**What you are asked to do:**
The data must be written out once more, precisely as given.

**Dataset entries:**
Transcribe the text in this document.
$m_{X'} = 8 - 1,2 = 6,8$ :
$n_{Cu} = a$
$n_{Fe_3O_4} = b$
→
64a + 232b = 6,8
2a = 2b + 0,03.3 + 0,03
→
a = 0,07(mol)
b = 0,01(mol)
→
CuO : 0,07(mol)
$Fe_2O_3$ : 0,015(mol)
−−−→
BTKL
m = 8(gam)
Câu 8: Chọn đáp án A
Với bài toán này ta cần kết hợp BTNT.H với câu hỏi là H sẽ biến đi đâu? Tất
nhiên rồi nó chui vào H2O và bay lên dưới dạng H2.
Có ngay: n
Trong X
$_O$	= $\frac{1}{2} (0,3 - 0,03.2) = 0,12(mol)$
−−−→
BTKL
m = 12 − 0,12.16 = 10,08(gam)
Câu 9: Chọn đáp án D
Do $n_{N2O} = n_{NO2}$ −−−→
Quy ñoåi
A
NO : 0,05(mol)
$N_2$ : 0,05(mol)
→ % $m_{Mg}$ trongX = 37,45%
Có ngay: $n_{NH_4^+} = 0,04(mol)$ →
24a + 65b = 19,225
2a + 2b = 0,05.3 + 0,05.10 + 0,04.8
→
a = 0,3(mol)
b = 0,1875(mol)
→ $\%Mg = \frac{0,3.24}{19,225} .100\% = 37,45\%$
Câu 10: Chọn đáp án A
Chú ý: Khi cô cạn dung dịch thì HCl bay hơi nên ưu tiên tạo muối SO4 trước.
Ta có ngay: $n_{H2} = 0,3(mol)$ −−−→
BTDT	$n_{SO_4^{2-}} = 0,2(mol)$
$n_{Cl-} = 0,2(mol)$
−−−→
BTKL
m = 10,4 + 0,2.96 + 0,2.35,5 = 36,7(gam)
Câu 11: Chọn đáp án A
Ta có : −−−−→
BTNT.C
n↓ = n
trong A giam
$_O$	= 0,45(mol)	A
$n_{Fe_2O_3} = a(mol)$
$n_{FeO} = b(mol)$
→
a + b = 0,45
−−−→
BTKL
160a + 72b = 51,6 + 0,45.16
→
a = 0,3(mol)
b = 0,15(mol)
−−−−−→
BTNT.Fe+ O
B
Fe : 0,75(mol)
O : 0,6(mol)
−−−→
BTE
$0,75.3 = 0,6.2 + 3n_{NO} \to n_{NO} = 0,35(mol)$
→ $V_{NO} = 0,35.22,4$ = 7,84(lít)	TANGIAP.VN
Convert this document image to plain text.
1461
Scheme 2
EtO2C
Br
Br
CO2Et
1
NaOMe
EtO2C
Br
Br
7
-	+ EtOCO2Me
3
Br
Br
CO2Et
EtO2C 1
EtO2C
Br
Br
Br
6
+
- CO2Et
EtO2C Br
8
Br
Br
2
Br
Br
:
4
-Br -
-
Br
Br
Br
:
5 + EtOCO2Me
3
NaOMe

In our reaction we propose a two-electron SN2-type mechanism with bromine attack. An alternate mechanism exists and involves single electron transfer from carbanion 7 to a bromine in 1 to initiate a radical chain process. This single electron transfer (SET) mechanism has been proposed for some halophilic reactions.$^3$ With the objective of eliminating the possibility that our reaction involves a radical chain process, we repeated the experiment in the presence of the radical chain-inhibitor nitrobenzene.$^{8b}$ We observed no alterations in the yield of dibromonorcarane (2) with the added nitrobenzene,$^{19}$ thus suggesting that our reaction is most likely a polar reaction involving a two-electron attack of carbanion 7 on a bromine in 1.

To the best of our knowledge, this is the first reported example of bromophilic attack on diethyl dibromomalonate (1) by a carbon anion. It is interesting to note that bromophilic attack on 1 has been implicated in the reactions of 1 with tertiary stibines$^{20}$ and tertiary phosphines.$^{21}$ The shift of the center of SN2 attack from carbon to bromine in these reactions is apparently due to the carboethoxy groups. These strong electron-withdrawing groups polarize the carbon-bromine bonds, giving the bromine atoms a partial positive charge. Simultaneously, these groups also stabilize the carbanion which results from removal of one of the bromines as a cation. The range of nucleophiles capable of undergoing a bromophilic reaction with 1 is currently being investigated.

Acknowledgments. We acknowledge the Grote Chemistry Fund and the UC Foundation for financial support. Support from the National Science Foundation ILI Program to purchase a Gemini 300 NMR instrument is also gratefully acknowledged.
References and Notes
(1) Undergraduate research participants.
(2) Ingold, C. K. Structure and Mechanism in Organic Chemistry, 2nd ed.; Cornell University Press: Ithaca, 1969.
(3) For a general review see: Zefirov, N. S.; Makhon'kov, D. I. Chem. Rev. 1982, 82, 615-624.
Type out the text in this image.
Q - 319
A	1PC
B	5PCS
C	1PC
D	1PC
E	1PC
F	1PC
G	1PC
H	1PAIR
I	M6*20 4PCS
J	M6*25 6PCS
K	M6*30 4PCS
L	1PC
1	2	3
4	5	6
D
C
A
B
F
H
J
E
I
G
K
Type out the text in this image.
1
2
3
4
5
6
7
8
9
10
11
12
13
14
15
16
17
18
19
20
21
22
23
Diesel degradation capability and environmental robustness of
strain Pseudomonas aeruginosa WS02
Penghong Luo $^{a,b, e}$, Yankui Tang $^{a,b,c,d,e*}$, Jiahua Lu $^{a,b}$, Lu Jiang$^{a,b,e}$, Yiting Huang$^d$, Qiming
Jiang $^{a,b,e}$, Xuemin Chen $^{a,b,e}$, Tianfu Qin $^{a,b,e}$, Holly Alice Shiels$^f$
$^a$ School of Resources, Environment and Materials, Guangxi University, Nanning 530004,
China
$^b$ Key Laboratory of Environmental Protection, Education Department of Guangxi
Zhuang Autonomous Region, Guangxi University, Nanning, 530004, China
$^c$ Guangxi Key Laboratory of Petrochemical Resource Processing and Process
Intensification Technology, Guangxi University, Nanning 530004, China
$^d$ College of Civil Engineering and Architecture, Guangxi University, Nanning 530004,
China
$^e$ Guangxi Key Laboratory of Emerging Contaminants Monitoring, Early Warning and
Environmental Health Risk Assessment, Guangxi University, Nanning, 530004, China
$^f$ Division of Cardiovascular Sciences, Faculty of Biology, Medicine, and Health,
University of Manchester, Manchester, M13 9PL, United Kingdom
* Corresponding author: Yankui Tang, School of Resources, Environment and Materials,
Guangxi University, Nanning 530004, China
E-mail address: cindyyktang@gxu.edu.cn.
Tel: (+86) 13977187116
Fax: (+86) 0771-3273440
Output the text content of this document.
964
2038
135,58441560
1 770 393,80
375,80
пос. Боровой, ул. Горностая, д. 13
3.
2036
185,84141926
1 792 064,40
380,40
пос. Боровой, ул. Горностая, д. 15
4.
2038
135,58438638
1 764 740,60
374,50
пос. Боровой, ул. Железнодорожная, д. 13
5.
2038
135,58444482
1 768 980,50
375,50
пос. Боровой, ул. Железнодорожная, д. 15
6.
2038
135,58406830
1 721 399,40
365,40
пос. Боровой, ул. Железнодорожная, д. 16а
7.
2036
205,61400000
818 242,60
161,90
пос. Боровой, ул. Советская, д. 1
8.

**The answer:**
Transcribe the text in this document.
$m_{X'} = 8 - 1,2 = 6,8$ :
$n_{Cu} = a$
$n_{Fe_3O_4} = b$
→
64a + 232b = 6,8
2a = 2b + 0,03.3 + 0,03
→
a = 0,07(mol)
b = 0,01(mol)
→
CuO : 0,07(mol)
$Fe_2O_3$ : 0,015(mol)
−−−→
BTKL
m = 8(gam)
Câu 8: Chọn đáp án A
Với bài toán này ta cần kết hợp BTNT.H với câu hỏi là H sẽ biến đi đâu? Tất
nhiên rồi nó chui vào H2O và bay lên dưới dạng H2.
Có ngay: n
Trong X
$_O$	= $\frac{1}{2} (0,3 - 0,03.2) = 0,12(mol)$
−−−→
BTKL
m = 12 − 0,12.16 = 10,08(gam)
Câu 9: Chọn đáp án D
Do $n_{N2O} = n_{NO2}$ −−−→
Quy ñoåi
A
NO : 0,05(mol)
$N_2$ : 0,05(mol)
→ % $m_{Mg}$ trongX = 37,45%
Có ngay: $n_{NH_4^+} = 0,04(mol)$ →
24a + 65b = 19,225
2a + 2b = 0,05.3 + 0,05.10 + 0,04.8
→
a = 0,3(mol)
b = 0,1875(mol)
→ $\%Mg = \frac{0,3.24}{19,225} .100\% = 37,45\%$
Câu 10: Chọn đáp án A
Chú ý: Khi cô cạn dung dịch thì HCl bay hơi nên ưu tiên tạo muối SO4 trước.
Ta có ngay: $n_{H2} = 0,3(mol)$ −−−→
BTDT	$n_{SO_4^{2-}} = 0,2(mol)$
$n_{Cl-} = 0,2(mol)$
−−−→
BTKL
m = 10,4 + 0,2.96 + 0,2.35,5 = 36,7(gam)
Câu 11: Chọn đáp án A
Ta có : −−−−→
BTNT.C
n↓ = n
trong A giam
$_O$	= 0,45(mol)	A
$n_{Fe_2O_3} = a(mol)$
$n_{FeO} = b(mol)$
→
a + b = 0,45
−−−→
BTKL
160a + 72b = 51,6 + 0,45.16
→
a = 0,3(mol)
b = 0,15(mol)
−−−−−→
BTNT.Fe+ O
B
Fe : 0,75(mol)
O : 0,6(mol)
−−−→
BTE
$0,75.3 = 0,6.2 + 3n_{NO} \to n_{NO} = 0,35(mol)$
→ $V_{NO} = 0,35.22,4$ = 7,84(lít)	TANGIAP.VN
Convert this document image to plain text.
1461
Scheme 2
EtO2C
Br
Br
CO2Et
1
NaOMe
EtO2C
Br
Br
7
-	+ EtOCO2Me
3
Br
Br
CO2Et
EtO2C 1
EtO2C
Br
Br
Br
6
+
- CO2Et
EtO2C Br
8
Br
Br
2
Br
Br
:
4
-Br -
-
Br
Br
Br
:
5 + EtOCO2Me
3
NaOMe

In our reaction we propose a two-electron SN2-type mechanism with bromine attack. An alternate mechanism exists and involves single electron transfer from carbanion 7 to a bromine in 1 to initiate a radical chain process. This single electron transfer (SET) mechanism has been proposed for some halophilic reactions.$^3$ With the objective of eliminating the possibility that our reaction involves a radical chain process, we repeated the experiment in the presence of the radical chain-inhibitor nitrobenzene.$^{8b}$ We observed no alterations in the yield of dibromonorcarane (2) with the added nitrobenzene,$^{19}$ thus suggesting that our reaction is most likely a polar reaction involving a two-electron attack of carbanion 7 on a bromine in 1.

To the best of our knowledge, this is the first reported example of bromophilic attack on diethyl dibromomalonate (1) by a carbon anion. It is interesting to note that bromophilic attack on 1 has been implicated in the reactions of 1 with tertiary stibines$^{20}$ and tertiary phosphines.$^{21}$ The shift of the center of SN2 attack from carbon to bromine in these reactions is apparently due to the carboethoxy groups. These strong electron-withdrawing groups polarize the carbon-bromine bonds, giving the bromine atoms a partial positive charge. Simultaneously, these groups also stabilize the carbanion which results from removal of one of the bromines as a cation. The range of nucleophiles capable of undergoing a bromophilic reaction with 1 is currently being investigated.

Acknowledgments. We acknowledge the Grote Chemistry Fund and the UC Foundation for financial support. Support from the National Science Foundation ILI Program to purchase a Gemini 300 NMR instrument is also gratefully acknowledged.
References and Notes
(1) Undergraduate research participants.
(2) Ingold, C. K. Structure and Mechanism in Organic Chemistry, 2nd ed.; Cornell University Press: Ithaca, 1969.
(3) For a general review see: Zefirov, N. S.; Makhon'kov, D. I. Chem. Rev. 1982, 82, 615-624.
Type out the text in this image.
Q - 319
A	1PC
B	5PCS
C	1PC
D	1PC
E	1PC
F	1PC
G	1PC
H	1PAIR
I	M6*20 4PCS
J	M6*25 6PCS
K	M6*30 4PCS
L	1PC
1	2	3
4	5	6
D
C
A
B
F
H
J
E
I
G
K
Type out the text in this image.
1
2
3
4
5
6
7
8
9
10
11
12
13
14
15
16
17
18
19
20
21
22
23
Diesel degradation capability and environmental robustness of
strain Pseudomonas aeruginosa WS02
Penghong Luo $^{a,b, e}$, Yankui Tang $^{a,b,c,d,e*}$, Jiahua Lu $^{a,b}$, Lu Jiang$^{a,b,e}$, Yiting Huang$^d$, Qiming
Jiang $^{a,b,e}$, Xuemin Chen $^{a,b,e}$, Tianfu Qin $^{a,b,e}$, Holly Alice Shiels$^f$
$^a$ School of Resources, Environment and Materials, Guangxi University, Nanning 530004,
China
$^b$ Key Laboratory of Environmental Protection, Education Department of Guangxi
Zhuang Autonomous Region, Guangxi University, Nanning, 530004, China
$^c$ Guangxi Key Laboratory of Petrochemical Resource Processing and Process
Intensification Technology, Guangxi University, Nanning 530004, China
$^d$ College of Civil Engineering and Architecture, Guangxi University, Nanning 530004,
China
$^e$ Guangxi Key Laboratory of Emerging Contaminants Monitoring, Early Warning and
Environmental Health Risk Assessment, Guangxi University, Nanning, 530004, China
$^f$ Division of Cardiovascular Sciences, Faculty of Biology, Medicine, and Health,
University of Manchester, Manchester, M13 9PL, United Kingdom
* Corresponding author: Yankui Tang, School of Resources, Environment and Materials,
Guangxi University, Nanning 530004, China
E-mail address: cindyyktang@gxu.edu.cn.
Tel: (+86) 13977187116
Fax: (+86) 0771-3273440
Output the text content of this document.
964
2038
135,58441560
1 770 393,80
375,80
пос. Боровой, ул. Горностая, д. 13
3.
2036
185,84141926
1 792 064,40
380,40
пос. Боровой, ул. Горностая, д. 15
4.
2038
135,58438638
1 764 740,60
374,50
пос. Боровой, ул. Железнодорожная, д. 13
5.
2038
135,58444482
1 768 980,50
375,50
пос. Боровой, ул. Железнодорожная, д. 15
6.
2038
135,58406830
1 721 399,40
365,40
пос. Боровой, ул. Железнодорожная, д. 16а
7.
2036
205,61400000
818 242,60
161,90
пос. Боровой, ул. Советская, д. 1
8.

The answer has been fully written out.